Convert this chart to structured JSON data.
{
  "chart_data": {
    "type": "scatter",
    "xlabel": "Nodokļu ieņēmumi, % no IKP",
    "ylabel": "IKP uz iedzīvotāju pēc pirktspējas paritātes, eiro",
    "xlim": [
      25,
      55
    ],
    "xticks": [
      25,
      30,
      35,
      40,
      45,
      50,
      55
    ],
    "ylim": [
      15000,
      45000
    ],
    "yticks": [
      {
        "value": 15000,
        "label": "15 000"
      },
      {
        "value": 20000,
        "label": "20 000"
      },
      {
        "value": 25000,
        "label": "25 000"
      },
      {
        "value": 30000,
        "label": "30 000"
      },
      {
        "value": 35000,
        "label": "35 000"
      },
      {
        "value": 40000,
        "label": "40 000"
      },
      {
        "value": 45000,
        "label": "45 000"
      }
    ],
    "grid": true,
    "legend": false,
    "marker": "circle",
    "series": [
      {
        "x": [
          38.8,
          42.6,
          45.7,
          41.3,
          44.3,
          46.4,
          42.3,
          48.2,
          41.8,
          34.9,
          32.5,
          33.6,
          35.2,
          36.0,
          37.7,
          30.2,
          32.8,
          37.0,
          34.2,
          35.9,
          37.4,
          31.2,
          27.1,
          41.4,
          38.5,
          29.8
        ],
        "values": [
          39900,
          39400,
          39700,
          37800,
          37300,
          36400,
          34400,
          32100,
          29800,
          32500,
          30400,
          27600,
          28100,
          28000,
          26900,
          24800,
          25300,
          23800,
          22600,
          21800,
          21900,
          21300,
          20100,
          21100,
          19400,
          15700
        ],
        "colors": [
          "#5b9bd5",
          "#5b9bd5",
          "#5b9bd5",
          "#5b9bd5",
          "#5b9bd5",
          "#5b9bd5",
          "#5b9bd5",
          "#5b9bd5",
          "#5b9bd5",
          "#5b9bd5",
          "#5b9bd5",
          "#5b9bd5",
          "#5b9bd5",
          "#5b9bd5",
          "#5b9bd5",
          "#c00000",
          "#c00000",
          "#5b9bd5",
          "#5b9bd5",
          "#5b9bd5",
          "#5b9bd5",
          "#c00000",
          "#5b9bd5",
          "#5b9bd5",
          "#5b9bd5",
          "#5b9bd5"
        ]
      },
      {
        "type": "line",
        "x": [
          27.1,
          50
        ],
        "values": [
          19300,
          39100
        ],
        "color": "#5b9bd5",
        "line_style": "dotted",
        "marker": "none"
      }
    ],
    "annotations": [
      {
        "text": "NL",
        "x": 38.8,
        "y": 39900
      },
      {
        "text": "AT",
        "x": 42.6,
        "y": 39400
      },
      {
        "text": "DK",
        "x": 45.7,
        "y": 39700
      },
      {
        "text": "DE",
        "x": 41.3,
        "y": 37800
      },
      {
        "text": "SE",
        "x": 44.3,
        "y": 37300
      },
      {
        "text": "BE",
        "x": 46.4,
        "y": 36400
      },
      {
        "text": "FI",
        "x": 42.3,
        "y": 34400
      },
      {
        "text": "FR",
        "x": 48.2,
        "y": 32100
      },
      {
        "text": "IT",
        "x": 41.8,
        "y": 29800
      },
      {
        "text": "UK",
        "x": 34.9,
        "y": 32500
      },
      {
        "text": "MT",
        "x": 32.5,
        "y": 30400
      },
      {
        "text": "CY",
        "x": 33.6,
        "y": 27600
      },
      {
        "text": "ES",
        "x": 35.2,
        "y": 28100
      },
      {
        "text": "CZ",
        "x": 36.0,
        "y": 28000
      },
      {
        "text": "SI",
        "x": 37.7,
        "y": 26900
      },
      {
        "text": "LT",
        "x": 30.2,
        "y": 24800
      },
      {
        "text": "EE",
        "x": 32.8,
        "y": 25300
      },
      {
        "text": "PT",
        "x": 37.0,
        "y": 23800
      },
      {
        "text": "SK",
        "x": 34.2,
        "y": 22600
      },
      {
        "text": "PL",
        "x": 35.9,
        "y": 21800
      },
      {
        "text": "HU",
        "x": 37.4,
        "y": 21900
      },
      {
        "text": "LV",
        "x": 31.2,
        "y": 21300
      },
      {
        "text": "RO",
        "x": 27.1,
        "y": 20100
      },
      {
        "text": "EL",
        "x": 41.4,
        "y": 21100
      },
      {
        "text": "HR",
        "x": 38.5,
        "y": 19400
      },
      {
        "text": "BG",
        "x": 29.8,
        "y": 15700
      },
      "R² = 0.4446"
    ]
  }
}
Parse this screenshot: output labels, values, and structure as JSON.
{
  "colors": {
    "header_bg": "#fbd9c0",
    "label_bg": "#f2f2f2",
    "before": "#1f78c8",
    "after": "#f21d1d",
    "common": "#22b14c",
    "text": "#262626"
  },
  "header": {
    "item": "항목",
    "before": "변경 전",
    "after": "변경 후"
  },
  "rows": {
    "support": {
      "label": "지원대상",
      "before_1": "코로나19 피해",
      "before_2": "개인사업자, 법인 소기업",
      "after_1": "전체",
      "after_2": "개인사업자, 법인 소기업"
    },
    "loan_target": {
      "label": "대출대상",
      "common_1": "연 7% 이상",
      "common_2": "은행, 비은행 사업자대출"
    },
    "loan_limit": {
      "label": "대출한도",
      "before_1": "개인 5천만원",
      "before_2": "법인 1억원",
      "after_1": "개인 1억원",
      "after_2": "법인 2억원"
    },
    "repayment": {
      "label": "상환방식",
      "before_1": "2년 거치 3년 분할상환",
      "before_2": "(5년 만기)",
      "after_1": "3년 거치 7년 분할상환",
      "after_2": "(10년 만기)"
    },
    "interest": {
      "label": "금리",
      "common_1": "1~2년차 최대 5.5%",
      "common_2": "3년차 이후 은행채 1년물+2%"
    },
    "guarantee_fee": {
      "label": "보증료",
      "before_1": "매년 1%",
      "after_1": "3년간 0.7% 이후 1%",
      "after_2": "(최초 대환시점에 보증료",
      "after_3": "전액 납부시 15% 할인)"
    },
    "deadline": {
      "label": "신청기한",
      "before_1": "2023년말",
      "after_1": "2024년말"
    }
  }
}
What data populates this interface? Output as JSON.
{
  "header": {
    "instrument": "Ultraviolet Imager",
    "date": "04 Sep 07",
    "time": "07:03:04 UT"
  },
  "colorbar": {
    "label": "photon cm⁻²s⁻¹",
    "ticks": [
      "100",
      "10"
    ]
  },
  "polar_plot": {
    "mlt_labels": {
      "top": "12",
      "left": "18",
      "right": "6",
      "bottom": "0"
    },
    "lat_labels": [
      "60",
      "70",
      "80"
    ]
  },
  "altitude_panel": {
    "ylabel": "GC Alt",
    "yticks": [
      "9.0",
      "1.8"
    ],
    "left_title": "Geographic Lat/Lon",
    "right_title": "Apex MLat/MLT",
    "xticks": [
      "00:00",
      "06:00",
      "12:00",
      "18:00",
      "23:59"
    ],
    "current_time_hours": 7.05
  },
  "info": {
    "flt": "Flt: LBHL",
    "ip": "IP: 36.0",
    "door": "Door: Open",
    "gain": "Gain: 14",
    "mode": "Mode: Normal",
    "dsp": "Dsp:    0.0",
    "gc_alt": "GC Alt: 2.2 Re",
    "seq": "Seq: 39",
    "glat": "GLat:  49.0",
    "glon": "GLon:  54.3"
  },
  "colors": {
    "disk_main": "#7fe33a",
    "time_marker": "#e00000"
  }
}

□ □ □ □ □

What is expected: Look through the material above and work out how many of its lines contain "개인사업자". State the number only.

Correct output: 2